SELECTED EXTRACT:
◇ ◇ ◇ ◇ ◇ ◇ ◇

Jan 26 2009

util vs utils

Published by jfrank at 3:09 pm under open source

Dear open source software community,

Utilities are an important part of programming packages. It is commonly held that a utility class be one with static methods; the association that they may hold may be as simple as the type they operate on. 

A utility for manipulating strings may be called StringUtil or StringUtils. There is no consensus on this in the community.

If you hold that each method in the class IS a utility, you would probably assume the class should be named StringUtils. (like apache lucene, apache commons, spring)

If you hold that the class itself is the utility, bound together by its common association. Each method is simply that, a method in the utility that operates on strings, you would probably assume the class should be named StringUtil. (like apache lucene, apache poi or jetty)

Thats right, in lucene they can’t even decide within the same project…

They have packages named util and utils, and utilities name SUBJECTutil and SUBJECTutils.

Kind of like my codebase at work… As soon as you decide.. can you let me know?

- Joshua

Update: At my work developer poll ”util” has it. Three to one with one abstaining.

 

Util 3 Utils 1 Abstain 1

One response so far

One Response to “util vs utils”

◇ ◇ ◇ ◇ ◇ ◇ ◇

ACTIONS TO TAKE:
A - Answer these questions from the util vs utils post, one line each:
(i) Which class name would someone likely choose if they hold that each method in the class is a utility?
(ii) What package names does lucene have, according to the post?
(iii) What was the result of the developer poll at the author's work?
B - Summarize the util vs utils post in two sentences.
C - Quote the util vs utils post between "A utility for" and "name SUBJECTutil and SUBJECTutils.", inclusive.

◇ ◇ ◇ ◇ ◇ ◇ ◇

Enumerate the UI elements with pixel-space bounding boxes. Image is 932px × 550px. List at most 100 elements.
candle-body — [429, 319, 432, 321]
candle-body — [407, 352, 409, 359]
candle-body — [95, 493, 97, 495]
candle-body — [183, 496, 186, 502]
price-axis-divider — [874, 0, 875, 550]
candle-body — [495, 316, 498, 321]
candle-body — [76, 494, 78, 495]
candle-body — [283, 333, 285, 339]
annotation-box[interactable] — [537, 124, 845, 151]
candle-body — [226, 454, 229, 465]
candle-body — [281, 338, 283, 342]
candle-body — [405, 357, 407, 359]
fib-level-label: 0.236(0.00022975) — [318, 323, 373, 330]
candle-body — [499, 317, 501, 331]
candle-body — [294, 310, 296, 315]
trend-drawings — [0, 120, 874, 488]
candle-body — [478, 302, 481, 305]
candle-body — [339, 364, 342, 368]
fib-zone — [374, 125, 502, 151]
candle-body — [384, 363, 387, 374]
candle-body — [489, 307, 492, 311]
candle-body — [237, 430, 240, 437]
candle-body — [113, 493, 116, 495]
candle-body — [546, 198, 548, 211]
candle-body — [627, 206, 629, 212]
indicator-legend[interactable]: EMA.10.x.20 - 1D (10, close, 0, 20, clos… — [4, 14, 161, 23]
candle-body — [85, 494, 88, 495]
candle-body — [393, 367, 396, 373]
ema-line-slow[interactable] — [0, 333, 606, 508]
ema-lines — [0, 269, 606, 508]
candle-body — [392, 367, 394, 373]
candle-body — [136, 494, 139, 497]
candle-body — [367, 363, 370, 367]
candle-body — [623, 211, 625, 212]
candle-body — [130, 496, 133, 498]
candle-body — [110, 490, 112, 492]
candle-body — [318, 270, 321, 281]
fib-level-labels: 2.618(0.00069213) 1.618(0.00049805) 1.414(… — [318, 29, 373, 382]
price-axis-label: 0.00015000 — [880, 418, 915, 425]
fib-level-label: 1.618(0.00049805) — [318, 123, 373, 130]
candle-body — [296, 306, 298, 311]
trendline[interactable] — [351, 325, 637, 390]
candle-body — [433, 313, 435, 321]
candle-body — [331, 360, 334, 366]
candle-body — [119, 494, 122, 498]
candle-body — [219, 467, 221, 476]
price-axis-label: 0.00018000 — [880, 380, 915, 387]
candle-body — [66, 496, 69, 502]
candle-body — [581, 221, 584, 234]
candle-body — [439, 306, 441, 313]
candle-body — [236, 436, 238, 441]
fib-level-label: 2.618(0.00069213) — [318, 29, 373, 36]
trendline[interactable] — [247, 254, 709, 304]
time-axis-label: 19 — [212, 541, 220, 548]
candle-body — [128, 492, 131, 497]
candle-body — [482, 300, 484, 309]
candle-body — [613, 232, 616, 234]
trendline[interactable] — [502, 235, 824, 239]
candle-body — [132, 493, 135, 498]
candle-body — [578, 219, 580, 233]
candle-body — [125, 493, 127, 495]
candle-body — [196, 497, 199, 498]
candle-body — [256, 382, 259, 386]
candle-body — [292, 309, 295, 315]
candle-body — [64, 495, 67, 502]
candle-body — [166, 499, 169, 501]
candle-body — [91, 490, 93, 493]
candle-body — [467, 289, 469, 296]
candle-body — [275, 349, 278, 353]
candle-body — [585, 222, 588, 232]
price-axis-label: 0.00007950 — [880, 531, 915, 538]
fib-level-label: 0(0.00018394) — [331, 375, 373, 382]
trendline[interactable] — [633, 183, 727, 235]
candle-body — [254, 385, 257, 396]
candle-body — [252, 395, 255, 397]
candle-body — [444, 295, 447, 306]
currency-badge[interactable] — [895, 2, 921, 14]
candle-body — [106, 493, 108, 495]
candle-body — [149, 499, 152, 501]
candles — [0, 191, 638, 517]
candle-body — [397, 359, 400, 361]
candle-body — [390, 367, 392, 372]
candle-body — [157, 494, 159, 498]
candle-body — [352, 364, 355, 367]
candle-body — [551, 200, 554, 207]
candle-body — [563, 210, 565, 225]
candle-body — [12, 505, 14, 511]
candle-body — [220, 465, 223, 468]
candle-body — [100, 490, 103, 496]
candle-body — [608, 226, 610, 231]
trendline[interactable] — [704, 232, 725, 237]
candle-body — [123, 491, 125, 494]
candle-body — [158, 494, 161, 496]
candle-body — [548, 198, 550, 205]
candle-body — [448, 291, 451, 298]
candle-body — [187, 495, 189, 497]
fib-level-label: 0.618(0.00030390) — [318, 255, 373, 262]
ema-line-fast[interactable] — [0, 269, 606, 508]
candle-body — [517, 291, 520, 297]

◇ ◇ ◇ ◇ ◇ ◇ ◇

RESULTS FOR EACH TASK:
A -
(i) StringUtils.
(ii) util and utils.
(iii) "util" won, three to one, with one abstaining.

B - The open source community has no consensus on whether a string utility class should be named StringUtil or StringUtils: the plural suits the view that each method is a utility, and the singular suits the view that the class itself is the utility. Lucene uses both forms even within the same project, and in a developer poll at the author's work "util" won three to one, with one abstaining.

C -
A utility for manipulating strings may be called StringUtil or StringUtils. There is no consensus on this in the community.

If you hold that each method in the class IS a utility, you would probably assume the class should be named StringUtils. (like apache lucene, apache commons, spring)

If you hold that the class itself is the utility, bound together by its common association. Each method is simply that, a method in the utility that operates on strings, you would probably assume the class should be named StringUtil. (like apache lucene, apache poi or jetty)

Thats right, in lucene they can’t even decide within the same project…

They have packages named util and utils, and utilities name SUBJECTutil and SUBJECTutils.